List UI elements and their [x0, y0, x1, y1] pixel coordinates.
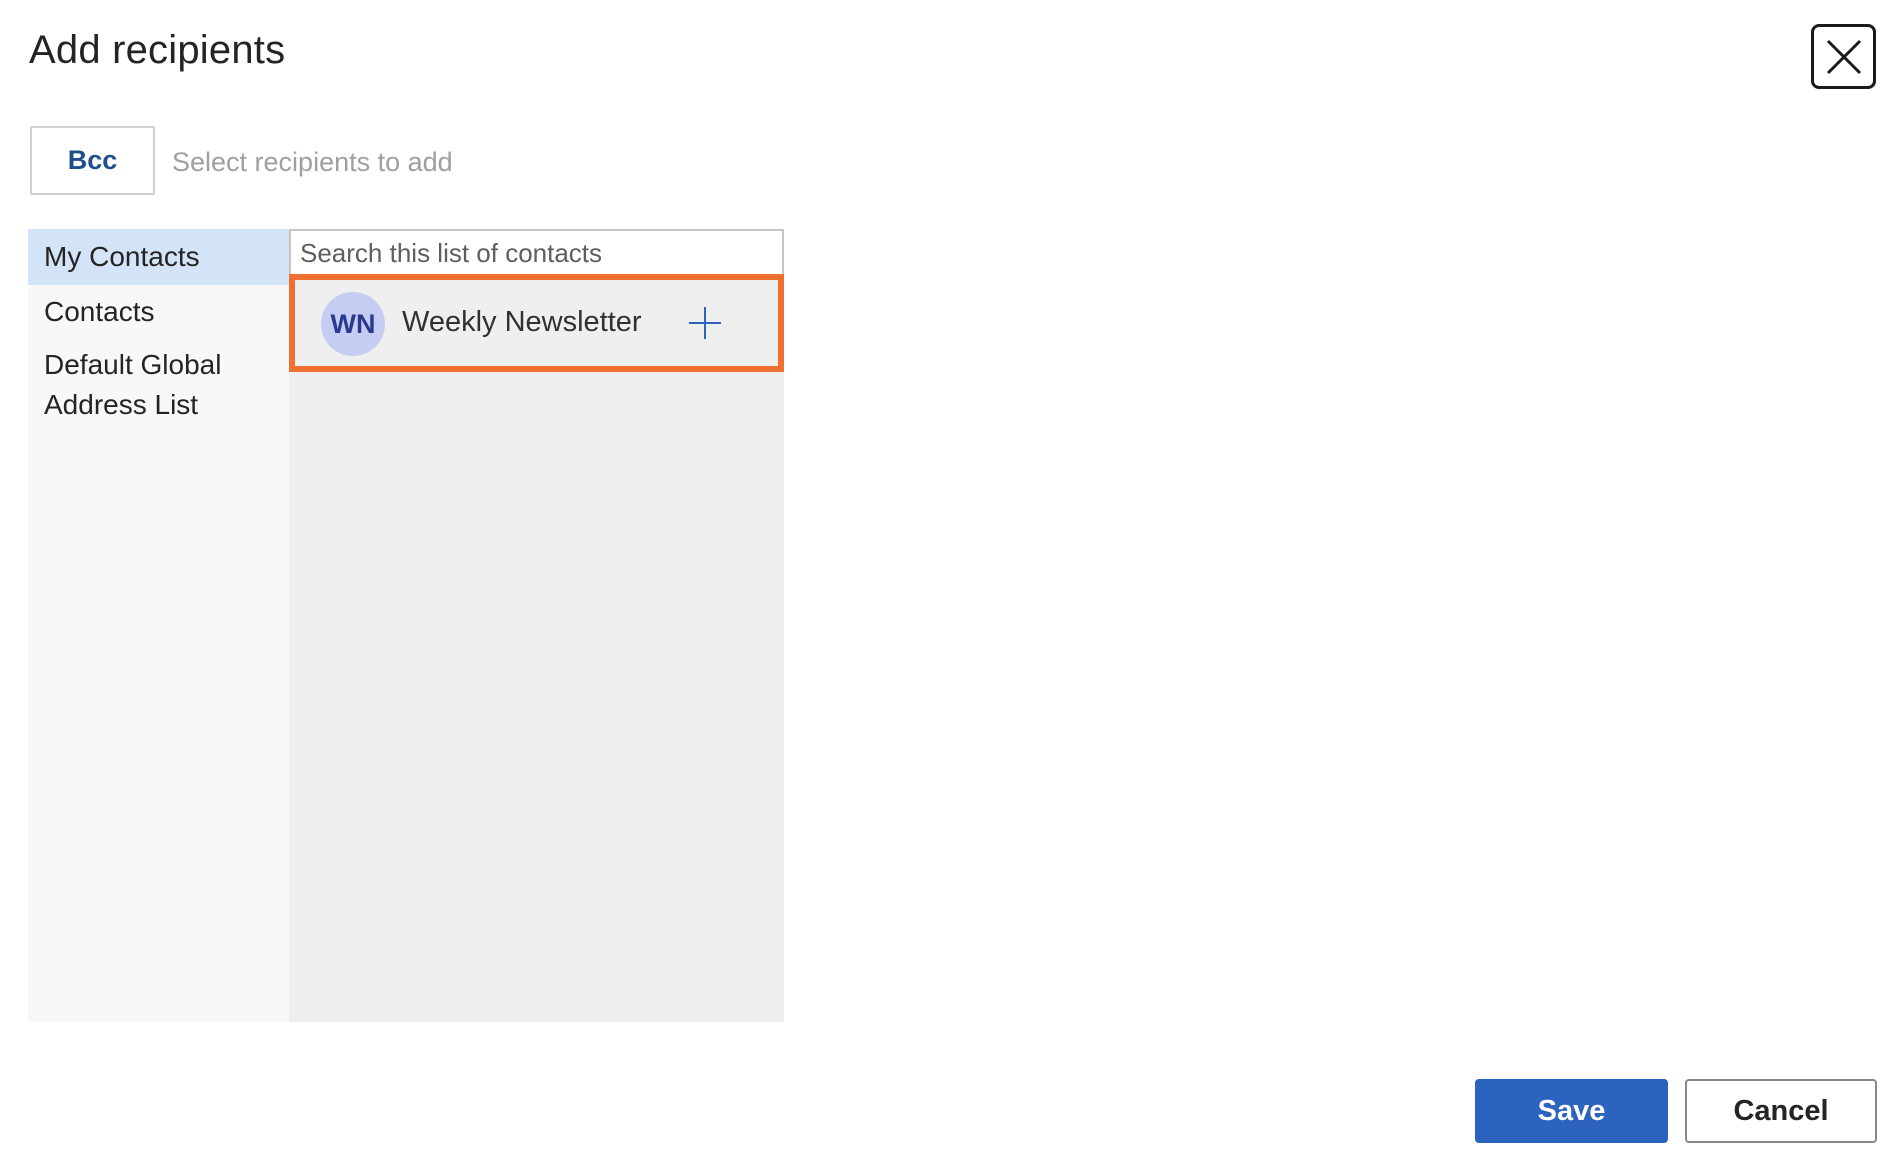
contact-list-panel: WN Weekly Newsletter	[289, 229, 784, 1022]
add-recipients-dialog: Add recipients Bcc My Contacts Contacts …	[0, 0, 1888, 1162]
sidebar-item-contacts[interactable]: Contacts	[28, 286, 289, 336]
cancel-button[interactable]: Cancel	[1685, 1079, 1877, 1143]
sidebar-item-default-global-address-list[interactable]: Default Global Address List	[28, 341, 248, 425]
recipients-input[interactable]	[172, 140, 772, 184]
dialog-title: Add recipients	[29, 28, 286, 72]
save-button[interactable]: Save	[1475, 1079, 1668, 1143]
address-book-sidebar: My Contacts Contacts Default Global Addr…	[28, 229, 289, 1022]
close-icon	[1826, 39, 1861, 74]
contact-row-weekly-newsletter[interactable]: WN Weekly Newsletter	[289, 274, 784, 372]
bcc-button[interactable]: Bcc	[30, 126, 155, 195]
plus-icon	[689, 307, 721, 339]
add-contact-button[interactable]	[682, 300, 728, 346]
sidebar-item-my-contacts[interactable]: My Contacts	[28, 229, 289, 285]
contact-search-input[interactable]	[289, 229, 784, 277]
contact-name: Weekly Newsletter	[402, 306, 642, 338]
avatar: WN	[321, 292, 385, 356]
close-button[interactable]	[1811, 24, 1876, 89]
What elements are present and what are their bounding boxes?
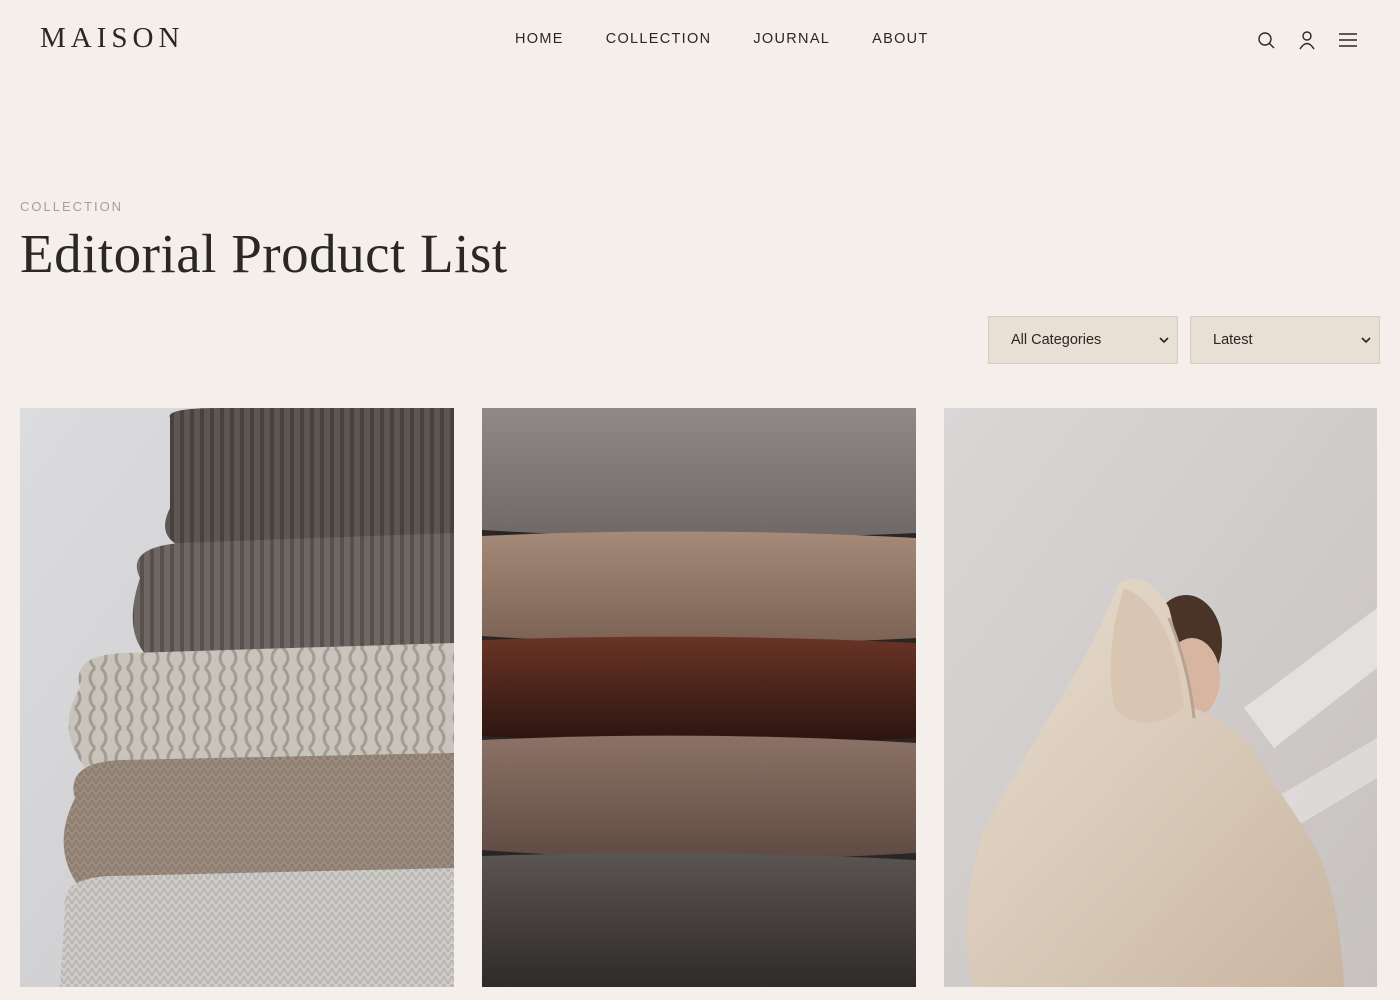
nav-collection[interactable]: COLLECTION bbox=[606, 31, 712, 47]
page-title: Editorial Product List bbox=[20, 223, 508, 284]
product-grid bbox=[20, 408, 1380, 988]
model-sweater-image bbox=[944, 408, 1377, 987]
product-card-image[interactable] bbox=[20, 408, 454, 987]
folded-cashmere-image bbox=[482, 408, 916, 987]
product-card-image[interactable] bbox=[482, 408, 916, 987]
main-nav: HOME COLLECTION JOURNAL ABOUT bbox=[515, 31, 929, 47]
sort-select-value: Latest bbox=[1213, 332, 1253, 348]
brand-logo[interactable]: MAISON bbox=[40, 22, 184, 55]
site-header: MAISON HOME COLLECTION JOURNAL ABOUT bbox=[0, 0, 1400, 80]
chevron-down-icon bbox=[1361, 337, 1371, 344]
sort-select[interactable]: Latest bbox=[1190, 316, 1380, 364]
filter-bar: All Categories Latest bbox=[988, 316, 1380, 364]
category-select-value: All Categories bbox=[1011, 332, 1102, 348]
nav-home[interactable]: HOME bbox=[515, 31, 564, 47]
chevron-down-icon bbox=[1159, 337, 1169, 344]
header-actions bbox=[1255, 29, 1359, 51]
product-card-image[interactable] bbox=[944, 408, 1377, 987]
menu-icon[interactable] bbox=[1337, 29, 1359, 51]
stacked-sweaters-image bbox=[20, 408, 454, 987]
category-select[interactable]: All Categories bbox=[988, 316, 1178, 364]
page-eyebrow: COLLECTION bbox=[20, 199, 124, 214]
nav-about[interactable]: ABOUT bbox=[872, 31, 928, 47]
user-icon[interactable] bbox=[1296, 29, 1318, 51]
nav-journal[interactable]: JOURNAL bbox=[753, 31, 830, 47]
search-icon[interactable] bbox=[1255, 29, 1277, 51]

=== Task requirements ===
Arrange every line of the data above as a numbered list, skipping any blank lines and leaving out the pictures.

=== The output ===
1. List UI elements and their [x0, y0, x1, y1] pixel coordinates.
2. contact-list-panel: WN Weekly Newsletter	[289, 229, 784, 1022]
3. add-recipients-dialog: Add recipients Bcc My Contacts Contacts …	[0, 0, 1888, 1162]
4. sidebar-item-contacts[interactable]: Contacts	[28, 286, 289, 336]
5. cancel-button[interactable]: Cancel	[1685, 1079, 1877, 1143]
6. sidebar-item-default-global-address-list[interactable]: Default Global Address List	[28, 341, 248, 425]
7. recipients-input[interactable]	[172, 140, 772, 184]
8. dialog-title: Add recipients	[29, 28, 286, 72]
9. save-button[interactable]: Save	[1475, 1079, 1668, 1143]
10. address-book-sidebar: My Contacts Contacts Default Global Addr…	[28, 229, 289, 1022]
11. close-icon	[1826, 39, 1861, 74]
12. contact-row-weekly-newsletter[interactable]: WN Weekly Newsletter	[289, 274, 784, 372]
13. bcc-button[interactable]: Bcc	[30, 126, 155, 195]
14. plus-icon	[689, 307, 721, 339]
15. add-contact-button[interactable]	[682, 300, 728, 346]
16. sidebar-item-my-contacts[interactable]: My Contacts	[28, 229, 289, 285]
17. contact-search-input[interactable]	[289, 229, 784, 277]
18. contact-name: Weekly Newsletter	[402, 306, 642, 338]
19. avatar: WN	[321, 292, 385, 356]
20. close-button[interactable]	[1811, 24, 1876, 89]
21. What elements are present and what are their bounding boxes?
22. nav-collection[interactable]: COLLECTION bbox=[606, 31, 712, 47]
23. page-title: Editorial Product List bbox=[20, 223, 508, 284]
24. product-grid bbox=[20, 408, 1380, 988]
25. model-sweater-image bbox=[944, 408, 1377, 987]
26. product-card-image[interactable] bbox=[20, 408, 454, 987]
27. folded-cashmere-image bbox=[482, 408, 916, 987]
28. product-card-image[interactable] bbox=[482, 408, 916, 987]
29. main-nav: HOME COLLECTION JOURNAL ABOUT bbox=[515, 31, 929, 47]
30. sort-select-value: Latest bbox=[1213, 332, 1253, 348]
31. brand-logo[interactable]: MAISON bbox=[40, 22, 184, 55]
32. site-header: MAISON HOME COLLECTION JOURNAL ABOUT bbox=[0, 0, 1400, 80]
33. chevron-down-icon bbox=[1361, 337, 1371, 344]
34. sort-select[interactable]: Latest bbox=[1190, 316, 1380, 364]
35. filter-bar: All Categories Latest bbox=[988, 316, 1380, 364]
36. category-select-value: All Categories bbox=[1011, 332, 1102, 348]
37. nav-home[interactable]: HOME bbox=[515, 31, 564, 47]
38. chevron-down-icon bbox=[1159, 337, 1169, 344]
39. header-actions bbox=[1255, 29, 1359, 51]
40. product-card-image[interactable] bbox=[944, 408, 1377, 987]
41. menu-icon[interactable] bbox=[1337, 29, 1359, 51]
42. stacked-sweaters-image bbox=[20, 408, 454, 987]
43. category-select[interactable]: All Categories bbox=[988, 316, 1178, 364]
44. page-eyebrow: COLLECTION bbox=[20, 199, 124, 214]
45. nav-about[interactable]: ABOUT bbox=[872, 31, 928, 47]
46. user-icon[interactable] bbox=[1296, 29, 1318, 51]
47. nav-journal[interactable]: JOURNAL bbox=[753, 31, 830, 47]
48. search-icon[interactable] bbox=[1255, 29, 1277, 51]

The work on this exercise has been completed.